Scan the entries below and extract each line with the word "square" in it.

[Begin]

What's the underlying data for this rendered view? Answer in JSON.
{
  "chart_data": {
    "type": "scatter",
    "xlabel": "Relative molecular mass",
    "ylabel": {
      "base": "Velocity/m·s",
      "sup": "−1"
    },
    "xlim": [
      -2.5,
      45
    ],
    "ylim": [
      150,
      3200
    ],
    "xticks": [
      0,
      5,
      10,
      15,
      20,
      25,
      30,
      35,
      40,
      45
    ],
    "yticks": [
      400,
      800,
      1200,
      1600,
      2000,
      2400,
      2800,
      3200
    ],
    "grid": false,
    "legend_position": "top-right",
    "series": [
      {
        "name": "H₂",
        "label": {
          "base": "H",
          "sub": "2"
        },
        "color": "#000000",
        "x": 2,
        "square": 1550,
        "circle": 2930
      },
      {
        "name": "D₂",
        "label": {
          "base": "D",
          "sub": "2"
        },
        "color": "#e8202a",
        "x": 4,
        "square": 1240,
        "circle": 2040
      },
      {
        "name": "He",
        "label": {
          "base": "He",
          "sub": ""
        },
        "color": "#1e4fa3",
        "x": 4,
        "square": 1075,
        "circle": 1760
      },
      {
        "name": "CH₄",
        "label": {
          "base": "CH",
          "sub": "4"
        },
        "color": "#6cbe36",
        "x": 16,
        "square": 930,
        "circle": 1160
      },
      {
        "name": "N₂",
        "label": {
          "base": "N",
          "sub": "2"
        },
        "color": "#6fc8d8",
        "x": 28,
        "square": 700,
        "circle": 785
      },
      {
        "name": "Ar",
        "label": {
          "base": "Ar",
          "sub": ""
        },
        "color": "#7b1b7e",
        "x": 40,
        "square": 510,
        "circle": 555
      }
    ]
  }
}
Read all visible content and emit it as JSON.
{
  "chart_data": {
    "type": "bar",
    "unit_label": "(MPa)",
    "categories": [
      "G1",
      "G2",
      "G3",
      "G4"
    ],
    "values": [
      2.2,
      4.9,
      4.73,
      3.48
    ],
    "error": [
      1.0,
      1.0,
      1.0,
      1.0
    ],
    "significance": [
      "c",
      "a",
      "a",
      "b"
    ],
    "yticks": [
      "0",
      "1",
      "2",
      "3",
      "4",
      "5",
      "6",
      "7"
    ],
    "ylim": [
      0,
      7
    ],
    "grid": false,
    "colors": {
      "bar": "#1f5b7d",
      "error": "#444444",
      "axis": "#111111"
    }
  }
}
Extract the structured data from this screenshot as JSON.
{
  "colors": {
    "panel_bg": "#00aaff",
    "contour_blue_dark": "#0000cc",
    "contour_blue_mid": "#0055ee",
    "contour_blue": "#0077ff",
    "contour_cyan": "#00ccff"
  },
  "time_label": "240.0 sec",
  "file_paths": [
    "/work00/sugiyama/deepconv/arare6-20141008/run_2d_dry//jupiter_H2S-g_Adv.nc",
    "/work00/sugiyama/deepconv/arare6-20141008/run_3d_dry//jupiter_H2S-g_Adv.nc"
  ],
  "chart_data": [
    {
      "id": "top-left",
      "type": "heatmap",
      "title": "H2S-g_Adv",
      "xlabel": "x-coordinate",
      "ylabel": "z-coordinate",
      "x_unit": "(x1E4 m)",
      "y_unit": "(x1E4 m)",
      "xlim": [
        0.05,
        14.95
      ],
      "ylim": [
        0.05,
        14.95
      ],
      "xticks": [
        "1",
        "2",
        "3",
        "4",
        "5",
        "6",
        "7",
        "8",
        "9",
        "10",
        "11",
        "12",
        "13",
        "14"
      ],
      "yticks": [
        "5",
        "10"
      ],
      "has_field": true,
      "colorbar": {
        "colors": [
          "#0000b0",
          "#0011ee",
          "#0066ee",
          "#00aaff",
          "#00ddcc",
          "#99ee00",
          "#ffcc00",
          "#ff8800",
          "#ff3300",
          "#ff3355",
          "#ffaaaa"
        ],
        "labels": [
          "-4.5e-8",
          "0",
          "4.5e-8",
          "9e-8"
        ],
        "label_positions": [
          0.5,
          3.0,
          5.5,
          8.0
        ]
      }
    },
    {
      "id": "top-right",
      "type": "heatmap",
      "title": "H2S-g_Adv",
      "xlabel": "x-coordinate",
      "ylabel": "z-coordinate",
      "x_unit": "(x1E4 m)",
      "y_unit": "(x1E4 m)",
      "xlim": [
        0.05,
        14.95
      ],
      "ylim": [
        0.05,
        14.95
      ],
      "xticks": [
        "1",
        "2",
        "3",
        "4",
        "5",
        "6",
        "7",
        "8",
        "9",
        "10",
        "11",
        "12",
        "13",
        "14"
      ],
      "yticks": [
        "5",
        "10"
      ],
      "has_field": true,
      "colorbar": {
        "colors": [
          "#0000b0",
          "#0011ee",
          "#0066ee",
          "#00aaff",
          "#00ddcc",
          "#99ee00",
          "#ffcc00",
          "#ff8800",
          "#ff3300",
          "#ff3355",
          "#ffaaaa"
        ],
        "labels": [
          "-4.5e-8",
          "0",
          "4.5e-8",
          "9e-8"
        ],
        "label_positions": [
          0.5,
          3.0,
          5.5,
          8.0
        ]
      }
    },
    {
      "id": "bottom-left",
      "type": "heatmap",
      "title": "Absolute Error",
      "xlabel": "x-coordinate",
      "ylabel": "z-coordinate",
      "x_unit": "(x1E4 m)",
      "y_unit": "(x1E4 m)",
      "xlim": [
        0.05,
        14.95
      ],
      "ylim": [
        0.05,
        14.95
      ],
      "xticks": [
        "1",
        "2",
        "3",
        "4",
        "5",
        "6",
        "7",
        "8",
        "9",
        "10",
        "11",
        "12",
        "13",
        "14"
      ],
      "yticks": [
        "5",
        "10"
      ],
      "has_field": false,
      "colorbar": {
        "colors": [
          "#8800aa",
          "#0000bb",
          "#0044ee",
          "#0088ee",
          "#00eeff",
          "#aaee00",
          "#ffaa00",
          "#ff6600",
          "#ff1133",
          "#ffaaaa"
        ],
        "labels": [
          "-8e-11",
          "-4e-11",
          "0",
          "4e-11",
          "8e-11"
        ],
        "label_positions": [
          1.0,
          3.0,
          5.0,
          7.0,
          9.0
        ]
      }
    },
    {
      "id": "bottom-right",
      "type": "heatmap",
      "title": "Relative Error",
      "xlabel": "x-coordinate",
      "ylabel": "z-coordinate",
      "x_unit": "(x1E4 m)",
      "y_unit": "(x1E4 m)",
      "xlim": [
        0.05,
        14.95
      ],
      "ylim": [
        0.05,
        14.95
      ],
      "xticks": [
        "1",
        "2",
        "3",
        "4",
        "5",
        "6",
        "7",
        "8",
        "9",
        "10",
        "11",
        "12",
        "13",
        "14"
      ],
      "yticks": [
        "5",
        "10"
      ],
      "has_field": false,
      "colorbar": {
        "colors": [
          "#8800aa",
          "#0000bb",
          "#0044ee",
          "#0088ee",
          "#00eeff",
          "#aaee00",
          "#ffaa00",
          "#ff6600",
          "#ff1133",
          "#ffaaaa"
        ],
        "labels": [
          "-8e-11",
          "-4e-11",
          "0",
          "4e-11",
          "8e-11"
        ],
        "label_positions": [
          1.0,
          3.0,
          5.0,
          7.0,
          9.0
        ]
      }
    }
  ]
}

[End]

- _Result_:
        "square": 1550,
        "square": 1240,
        "square": 1075,
        "square": 930,
        "square": 700,
        "square": 510,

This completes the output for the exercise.